#### PROVIDED INFORMATION ####

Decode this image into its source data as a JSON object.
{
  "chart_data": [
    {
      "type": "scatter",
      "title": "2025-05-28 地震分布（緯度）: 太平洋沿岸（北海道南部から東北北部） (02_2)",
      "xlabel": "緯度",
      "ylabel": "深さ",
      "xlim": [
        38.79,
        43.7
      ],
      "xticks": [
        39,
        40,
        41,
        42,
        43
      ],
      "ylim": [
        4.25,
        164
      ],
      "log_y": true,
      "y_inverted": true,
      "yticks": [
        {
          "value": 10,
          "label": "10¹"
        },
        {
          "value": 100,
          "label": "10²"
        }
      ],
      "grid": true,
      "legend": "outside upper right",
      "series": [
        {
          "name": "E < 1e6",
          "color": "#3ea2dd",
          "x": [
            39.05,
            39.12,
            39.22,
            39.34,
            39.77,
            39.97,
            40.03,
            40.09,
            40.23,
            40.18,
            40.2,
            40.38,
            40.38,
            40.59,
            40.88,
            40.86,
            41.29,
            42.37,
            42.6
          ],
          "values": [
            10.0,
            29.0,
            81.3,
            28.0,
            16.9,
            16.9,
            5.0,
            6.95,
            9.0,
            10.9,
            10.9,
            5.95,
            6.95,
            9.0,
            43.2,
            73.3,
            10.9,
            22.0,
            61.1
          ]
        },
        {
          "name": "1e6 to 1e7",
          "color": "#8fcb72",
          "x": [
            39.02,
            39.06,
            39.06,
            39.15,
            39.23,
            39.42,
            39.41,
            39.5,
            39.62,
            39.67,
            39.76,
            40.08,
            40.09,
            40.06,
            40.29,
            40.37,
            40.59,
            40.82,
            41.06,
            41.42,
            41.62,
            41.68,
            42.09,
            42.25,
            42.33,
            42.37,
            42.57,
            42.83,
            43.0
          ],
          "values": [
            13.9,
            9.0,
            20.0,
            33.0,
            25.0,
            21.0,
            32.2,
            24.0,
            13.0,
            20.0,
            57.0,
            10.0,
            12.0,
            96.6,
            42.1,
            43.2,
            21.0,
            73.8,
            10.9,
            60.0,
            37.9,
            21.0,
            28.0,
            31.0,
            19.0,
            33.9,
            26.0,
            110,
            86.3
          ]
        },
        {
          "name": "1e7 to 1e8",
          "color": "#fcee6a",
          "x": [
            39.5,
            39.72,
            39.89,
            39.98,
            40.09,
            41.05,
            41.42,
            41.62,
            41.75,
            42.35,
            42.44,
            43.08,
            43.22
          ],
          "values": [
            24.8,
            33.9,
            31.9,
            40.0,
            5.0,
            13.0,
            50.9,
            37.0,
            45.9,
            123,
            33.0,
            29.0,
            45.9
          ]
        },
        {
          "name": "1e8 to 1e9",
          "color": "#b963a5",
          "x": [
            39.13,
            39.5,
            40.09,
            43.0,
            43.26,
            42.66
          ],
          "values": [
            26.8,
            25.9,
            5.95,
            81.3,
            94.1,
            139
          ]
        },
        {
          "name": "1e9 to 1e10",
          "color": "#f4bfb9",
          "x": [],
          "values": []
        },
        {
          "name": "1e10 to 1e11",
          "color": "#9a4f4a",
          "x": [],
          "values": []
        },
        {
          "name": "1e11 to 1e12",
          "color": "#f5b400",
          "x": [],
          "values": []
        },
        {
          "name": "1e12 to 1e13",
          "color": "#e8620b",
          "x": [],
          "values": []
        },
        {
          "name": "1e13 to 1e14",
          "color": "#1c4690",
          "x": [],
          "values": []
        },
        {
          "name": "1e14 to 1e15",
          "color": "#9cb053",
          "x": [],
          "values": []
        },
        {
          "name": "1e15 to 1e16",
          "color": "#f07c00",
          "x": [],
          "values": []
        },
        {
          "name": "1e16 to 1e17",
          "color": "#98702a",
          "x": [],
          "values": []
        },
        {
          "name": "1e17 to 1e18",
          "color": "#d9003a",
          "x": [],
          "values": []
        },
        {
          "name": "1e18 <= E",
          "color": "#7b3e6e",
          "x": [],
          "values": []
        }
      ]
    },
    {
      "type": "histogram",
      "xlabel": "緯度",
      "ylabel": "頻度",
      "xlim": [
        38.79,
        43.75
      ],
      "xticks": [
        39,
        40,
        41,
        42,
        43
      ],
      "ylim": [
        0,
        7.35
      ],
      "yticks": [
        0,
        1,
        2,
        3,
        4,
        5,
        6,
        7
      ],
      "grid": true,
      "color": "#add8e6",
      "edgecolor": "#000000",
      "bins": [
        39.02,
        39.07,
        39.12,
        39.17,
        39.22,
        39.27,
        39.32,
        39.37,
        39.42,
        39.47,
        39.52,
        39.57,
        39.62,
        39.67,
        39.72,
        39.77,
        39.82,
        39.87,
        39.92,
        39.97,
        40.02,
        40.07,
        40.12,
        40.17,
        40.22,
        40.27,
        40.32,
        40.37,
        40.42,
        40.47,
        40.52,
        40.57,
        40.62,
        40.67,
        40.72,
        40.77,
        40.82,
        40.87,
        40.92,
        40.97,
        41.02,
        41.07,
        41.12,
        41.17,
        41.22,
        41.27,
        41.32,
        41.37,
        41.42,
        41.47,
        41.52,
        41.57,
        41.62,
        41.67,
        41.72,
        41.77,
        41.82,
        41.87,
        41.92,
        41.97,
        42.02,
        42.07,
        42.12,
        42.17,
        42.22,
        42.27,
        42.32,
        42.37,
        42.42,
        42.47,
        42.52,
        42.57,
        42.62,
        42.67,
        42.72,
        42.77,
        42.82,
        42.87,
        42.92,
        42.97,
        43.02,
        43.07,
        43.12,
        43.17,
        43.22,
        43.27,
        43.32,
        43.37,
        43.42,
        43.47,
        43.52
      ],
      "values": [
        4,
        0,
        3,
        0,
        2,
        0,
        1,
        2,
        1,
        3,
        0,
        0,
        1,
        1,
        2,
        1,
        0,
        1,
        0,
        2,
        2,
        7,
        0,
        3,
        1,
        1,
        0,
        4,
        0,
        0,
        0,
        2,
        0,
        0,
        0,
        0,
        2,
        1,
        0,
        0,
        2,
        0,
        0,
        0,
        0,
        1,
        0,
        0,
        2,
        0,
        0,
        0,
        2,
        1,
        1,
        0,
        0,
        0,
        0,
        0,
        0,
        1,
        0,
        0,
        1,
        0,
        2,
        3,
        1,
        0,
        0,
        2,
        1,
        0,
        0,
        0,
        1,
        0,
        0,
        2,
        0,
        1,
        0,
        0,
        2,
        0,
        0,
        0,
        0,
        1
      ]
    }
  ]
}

####

◆ **WORK REQUIRED**: Every line above should be written out again exactly as it stands.

◆ **REPLY TO THE TASK**:
Decode this image into its source data as a JSON object.
{
  "chart_data": [
    {
      "type": "scatter",
      "title": "2025-05-28 地震分布（緯度）: 太平洋沿岸（北海道南部から東北北部） (02_2)",
      "xlabel": "緯度",
      "ylabel": "深さ",
      "xlim": [
        38.79,
        43.7
      ],
      "xticks": [
        39,
        40,
        41,
        42,
        43
      ],
      "ylim": [
        4.25,
        164
      ],
      "log_y": true,
      "y_inverted": true,
      "yticks": [
        {
          "value": 10,
          "label": "10¹"
        },
        {
          "value": 100,
          "label": "10²"
        }
      ],
      "grid": true,
      "legend": "outside upper right",
      "series": [
        {
          "name": "E < 1e6",
          "color": "#3ea2dd",
          "x": [
            39.05,
            39.12,
            39.22,
            39.34,
            39.77,
            39.97,
            40.03,
            40.09,
            40.23,
            40.18,
            40.2,
            40.38,
            40.38,
            40.59,
            40.88,
            40.86,
            41.29,
            42.37,
            42.6
          ],
          "values": [
            10.0,
            29.0,
            81.3,
            28.0,
            16.9,
            16.9,
            5.0,
            6.95,
            9.0,
            10.9,
            10.9,
            5.95,
            6.95,
            9.0,
            43.2,
            73.3,
            10.9,
            22.0,
            61.1
          ]
        },
        {
          "name": "1e6 to 1e7",
          "color": "#8fcb72",
          "x": [
            39.02,
            39.06,
            39.06,
            39.15,
            39.23,
            39.42,
            39.41,
            39.5,
            39.62,
            39.67,
            39.76,
            40.08,
            40.09,
            40.06,
            40.29,
            40.37,
            40.59,
            40.82,
            41.06,
            41.42,
            41.62,
            41.68,
            42.09,
            42.25,
            42.33,
            42.37,
            42.57,
            42.83,
            43.0
          ],
          "values": [
            13.9,
            9.0,
            20.0,
            33.0,
            25.0,
            21.0,
            32.2,
            24.0,
            13.0,
            20.0,
            57.0,
            10.0,
            12.0,
            96.6,
            42.1,
            43.2,
            21.0,
            73.8,
            10.9,
            60.0,
            37.9,
            21.0,
            28.0,
            31.0,
            19.0,
            33.9,
            26.0,
            110,
            86.3
          ]
        },
        {
          "name": "1e7 to 1e8",
          "color": "#fcee6a",
          "x": [
            39.5,
            39.72,
            39.89,
            39.98,
            40.09,
            41.05,
            41.42,
            41.62,
            41.75,
            42.35,
            42.44,
            43.08,
            43.22
          ],
          "values": [
            24.8,
            33.9,
            31.9,
            40.0,
            5.0,
            13.0,
            50.9,
            37.0,
            45.9,
            123,
            33.0,
            29.0,
            45.9
          ]
        },
        {
          "name": "1e8 to 1e9",
          "color": "#b963a5",
          "x": [
            39.13,
            39.5,
            40.09,
            43.0,
            43.26,
            42.66
          ],
          "values": [
            26.8,
            25.9,
            5.95,
            81.3,
            94.1,
            139
          ]
        },
        {
          "name": "1e9 to 1e10",
          "color": "#f4bfb9",
          "x": [],
          "values": []
        },
        {
          "name": "1e10 to 1e11",
          "color": "#9a4f4a",
          "x": [],
          "values": []
        },
        {
          "name": "1e11 to 1e12",
          "color": "#f5b400",
          "x": [],
          "values": []
        },
        {
          "name": "1e12 to 1e13",
          "color": "#e8620b",
          "x": [],
          "values": []
        },
        {
          "name": "1e13 to 1e14",
          "color": "#1c4690",
          "x": [],
          "values": []
        },
        {
          "name": "1e14 to 1e15",
          "color": "#9cb053",
          "x": [],
          "values": []
        },
        {
          "name": "1e15 to 1e16",
          "color": "#f07c00",
          "x": [],
          "values": []
        },
        {
          "name": "1e16 to 1e17",
          "color": "#98702a",
          "x": [],
          "values": []
        },
        {
          "name": "1e17 to 1e18",
          "color": "#d9003a",
          "x": [],
          "values": []
        },
        {
          "name": "1e18 <= E",
          "color": "#7b3e6e",
          "x": [],
          "values": []
        }
      ]
    },
    {
      "type": "histogram",
      "xlabel": "緯度",
      "ylabel": "頻度",
      "xlim": [
        38.79,
        43.75
      ],
      "xticks": [
        39,
        40,
        41,
        42,
        43
      ],
      "ylim": [
        0,
        7.35
      ],
      "yticks": [
        0,
        1,
        2,
        3,
        4,
        5,
        6,
        7
      ],
      "grid": true,
      "color": "#add8e6",
      "edgecolor": "#000000",
      "bins": [
        39.02,
        39.07,
        39.12,
        39.17,
        39.22,
        39.27,
        39.32,
        39.37,
        39.42,
        39.47,
        39.52,
        39.57,
        39.62,
        39.67,
        39.72,
        39.77,
        39.82,
        39.87,
        39.92,
        39.97,
        40.02,
        40.07,
        40.12,
        40.17,
        40.22,
        40.27,
        40.32,
        40.37,
        40.42,
        40.47,
        40.52,
        40.57,
        40.62,
        40.67,
        40.72,
        40.77,
        40.82,
        40.87,
        40.92,
        40.97,
        41.02,
        41.07,
        41.12,
        41.17,
        41.22,
        41.27,
        41.32,
        41.37,
        41.42,
        41.47,
        41.52,
        41.57,
        41.62,
        41.67,
        41.72,
        41.77,
        41.82,
        41.87,
        41.92,
        41.97,
        42.02,
        42.07,
        42.12,
        42.17,
        42.22,
        42.27,
        42.32,
        42.37,
        42.42,
        42.47,
        42.52,
        42.57,
        42.62,
        42.67,
        42.72,
        42.77,
        42.82,
        42.87,
        42.92,
        42.97,
        43.02,
        43.07,
        43.12,
        43.17,
        43.22,
        43.27,
        43.32,
        43.37,
        43.42,
        43.47,
        43.52
      ],
      "values": [
        4,
        0,
        3,
        0,
        2,
        0,
        1,
        2,
        1,
        3,
        0,
        0,
        1,
        1,
        2,
        1,
        0,
        1,
        0,
        2,
        2,
        7,
        0,
        3,
        1,
        1,
        0,
        4,
        0,
        0,
        0,
        2,
        0,
        0,
        0,
        0,
        2,
        1,
        0,
        0,
        2,
        0,
        0,
        0,
        0,
        1,
        0,
        0,
        2,
        0,
        0,
        0,
        2,
        1,
        1,
        0,
        0,
        0,
        0,
        0,
        0,
        1,
        0,
        0,
        1,
        0,
        2,
        3,
        1,
        0,
        0,
        2,
        1,
        0,
        0,
        0,
        1,
        0,
        0,
        2,
        0,
        1,
        0,
        0,
        2,
        0,
        0,
        0,
        0,
        1
      ]
    }
  ]
}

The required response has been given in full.